- Directions for this task -
Images embedded in the records are excluded; print everything else exactly as given.

- Data for this exercise -
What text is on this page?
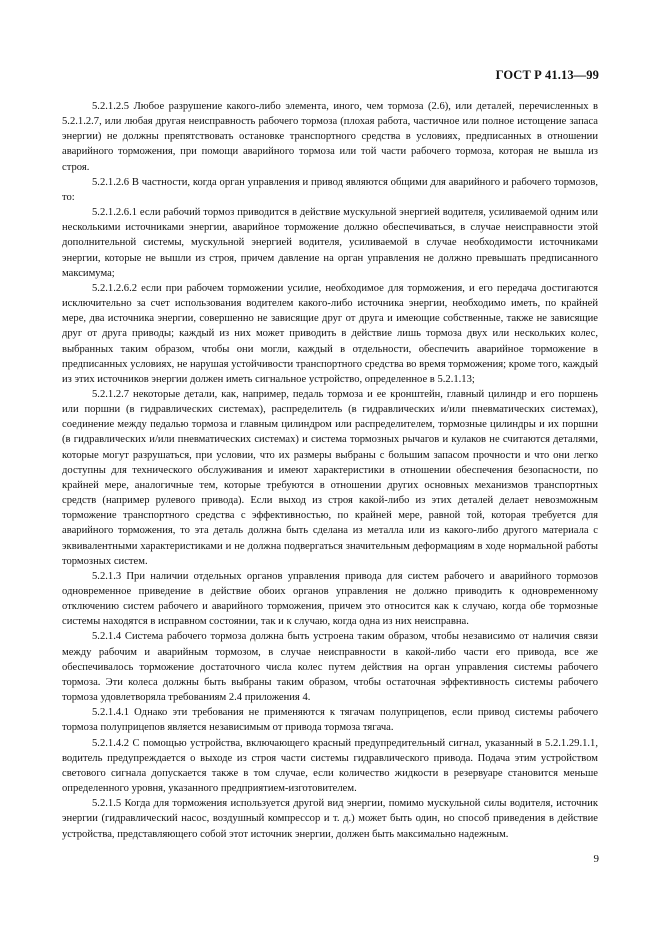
ГОСТ Р 41.13—99

5.2.1.2.5 Любое разрушение какого-либо элемента, иного, чем тормоза (2.6), или деталей, перечисленных в 5.2.1.2.7, или любая другая неисправность рабочего тормоза (плохая работа, частичное или полное истощение запаса энергии) не должны препятствовать остановке транспортного средства в условиях, предписанных в отношении аварийного торможения, при помощи аварийного тормоза или той части рабочего тормоза, которая не вышла из строя.

5.2.1.2.6 В частности, когда орган управления и привод являются общими для аварийного и рабочего тормозов, то:

5.2.1.2.6.1 если рабочий тормоз приводится в действие мускульной энергией водителя, усиливаемой одним или несколькими источниками энергии, аварийное торможение должно обеспечиваться, в случае неисправности этой дополнительной системы, мускульной энергией водителя, усиливаемой в случае необходимости источниками энергии, которые не вышли из строя, причем давление на орган управления не должно превышать предписанного максимума;

5.2.1.2.6.2 если при рабочем торможении усилие, необходимое для торможения, и его передача достигаются исключительно за счет использования водителем какого-либо источника энергии, необходимо иметь, по крайней мере, два источника энергии, совершенно не зависящие друг от друга и имеющие собственные, также не зависящие друг от друга приводы; каждый из них может приводить в действие лишь тормоза двух или нескольких колес, выбранных таким образом, чтобы они могли, каждый в отдельности, обеспечить аварийное торможение в предписанных условиях, не нарушая устойчивости транспортного средства во время торможения; кроме того, каждый из этих источников энергии должен иметь сигнальное устройство, определенное в 5.2.1.13;

5.2.1.2.7 некоторые детали, как, например, педаль тормоза и ее кронштейн, главный цилиндр и его поршень или поршни (в гидравлических системах), распределитель (в гидравлических и/или пневматических системах), соединение между педалью тормоза и главным цилиндром или распределителем, тормозные цилиндры и их поршни (в гидравлических и/или пневматических системах) и система тормозных рычагов и кулаков не считаются деталями, которые могут разрушаться, при условии, что их размеры выбраны с большим запасом прочности и что они легко доступны для технического обслуживания и имеют характеристики в отношении обеспечения безопасности, по крайней мере, аналогичные тем, которые требуются в отношении других основных механизмов транспортных средств (например рулевого привода). Если выход из строя какой-либо из этих деталей делает невозможным торможение транспортного средства с эффективностью, по крайней мере, равной той, которая требуется для аварийного торможения, то эта деталь должна быть сделана из металла или из какого-либо другого материала с эквивалентными характеристиками и не должна подвергаться значительным деформациям в ходе нормальной работы тормозных систем.

5.2.1.3 При наличии отдельных органов управления привода для систем рабочего и аварийного тормозов одновременное приведение в действие обоих органов управления не должно приводить к одновременному отключению систем рабочего и аварийного торможения, причем это относится как к случаю, когда обе тормозные системы находятся в исправном состоянии, так и к случаю, когда одна из них неисправна.

5.2.1.4 Система рабочего тормоза должна быть устроена таким образом, чтобы независимо от наличия связи между рабочим и аварийным тормозом, в случае неисправности в какой-либо части его привода, все же обеспечивалось торможение достаточного числа колес путем действия на орган управления системы рабочего тормоза. Эти колеса должны быть выбраны таким образом, чтобы остаточная эффективность системы рабочего тормоза удовлетворяла требованиям 2.4 приложения 4.

5.2.1.4.1 Однако эти требования не применяются к тягачам полуприцепов, если привод системы рабочего тормоза полуприцепов является независимым от привода тормоза тягача.

5.2.1.4.2 С помощью устройства, включающего красный предупредительный сигнал, указанный в 5.2.1.29.1.1, водитель предупреждается о выходе из строя части системы гидравлического привода. Подача этим устройством светового сигнала допускается также в том случае, если количество жидкости в резервуаре становится меньше определенного уровня, указанного предприятием-изготовителем.

5.2.1.5 Когда для торможения используется другой вид энергии, помимо мускульной силы водителя, источник энергии (гидравлический насос, воздушный компрессор и т. д.) может быть один, но способ приведения в действие устройства, представляющего собой этот источник энергии, должен быть максимально надежным.

9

- Right answer -
What text is on this page?
ГОСТ Р 41.13—99

5.2.1.2.5 Любое разрушение какого-либо элемента, иного, чем тормоза (2.6), или деталей, перечисленных в 5.2.1.2.7, или любая другая неисправность рабочего тормоза (плохая работа, частичное или полное истощение запаса энергии) не должны препятствовать остановке транспортного средства в условиях, предписанных в отношении аварийного торможения, при помощи аварийного тормоза или той части рабочего тормоза, которая не вышла из строя.

5.2.1.2.6 В частности, когда орган управления и привод являются общими для аварийного и рабочего тормозов, то:

5.2.1.2.6.1 если рабочий тормоз приводится в действие мускульной энергией водителя, усиливаемой одним или несколькими источниками энергии, аварийное торможение должно обеспечиваться, в случае неисправности этой дополнительной системы, мускульной энергией водителя, усиливаемой в случае необходимости источниками энергии, которые не вышли из строя, причем давление на орган управления не должно превышать предписанного максимума;

5.2.1.2.6.2 если при рабочем торможении усилие, необходимое для торможения, и его передача достигаются исключительно за счет использования водителем какого-либо источника энергии, необходимо иметь, по крайней мере, два источника энергии, совершенно не зависящие друг от друга и имеющие собственные, также не зависящие друг от друга приводы; каждый из них может приводить в действие лишь тормоза двух или нескольких колес, выбранных таким образом, чтобы они могли, каждый в отдельности, обеспечить аварийное торможение в предписанных условиях, не нарушая устойчивости транспортного средства во время торможения; кроме того, каждый из этих источников энергии должен иметь сигнальное устройство, определенное в 5.2.1.13;

5.2.1.2.7 некоторые детали, как, например, педаль тормоза и ее кронштейн, главный цилиндр и его поршень или поршни (в гидравлических системах), распределитель (в гидравлических и/или пневматических системах), соединение между педалью тормоза и главным цилиндром или распределителем, тормозные цилиндры и их поршни (в гидравлических и/или пневматических системах) и система тормозных рычагов и кулаков не считаются деталями, которые могут разрушаться, при условии, что их размеры выбраны с большим запасом прочности и что они легко доступны для технического обслуживания и имеют характеристики в отношении обеспечения безопасности, по крайней мере, аналогичные тем, которые требуются в отношении других основных механизмов транспортных средств (например рулевого привода). Если выход из строя какой-либо из этих деталей делает невозможным торможение транспортного средства с эффективностью, по крайней мере, равной той, которая требуется для аварийного торможения, то эта деталь должна быть сделана из металла или из какого-либо другого материала с эквивалентными характеристиками и не должна подвергаться значительным деформациям в ходе нормальной работы тормозных систем.

5.2.1.3 При наличии отдельных органов управления привода для систем рабочего и аварийного тормозов одновременное приведение в действие обоих органов управления не должно приводить к одновременному отключению систем рабочего и аварийного торможения, причем это относится как к случаю, когда обе тормозные системы находятся в исправном состоянии, так и к случаю, когда одна из них неисправна.

5.2.1.4 Система рабочего тормоза должна быть устроена таким образом, чтобы независимо от наличия связи между рабочим и аварийным тормозом, в случае неисправности в какой-либо части его привода, все же обеспечивалось торможение достаточного числа колес путем действия на орган управления системы рабочего тормоза. Эти колеса должны быть выбраны таким образом, чтобы остаточная эффективность системы рабочего тормоза удовлетворяла требованиям 2.4 приложения 4.

5.2.1.4.1 Однако эти требования не применяются к тягачам полуприцепов, если привод системы рабочего тормоза полуприцепов является независимым от привода тормоза тягача.

5.2.1.4.2 С помощью устройства, включающего красный предупредительный сигнал, указанный в 5.2.1.29.1.1, водитель предупреждается о выходе из строя части системы гидравлического привода. Подача этим устройством светового сигнала допускается также в том случае, если количество жидкости в резервуаре становится меньше определенного уровня, указанного предприятием-изготовителем.

5.2.1.5 Когда для торможения используется другой вид энергии, помимо мускульной силы водителя, источник энергии (гидравлический насос, воздушный компрессор и т. д.) может быть один, но способ приведения в действие устройства, представляющего собой этот источник энергии, должен быть максимально надежным.

9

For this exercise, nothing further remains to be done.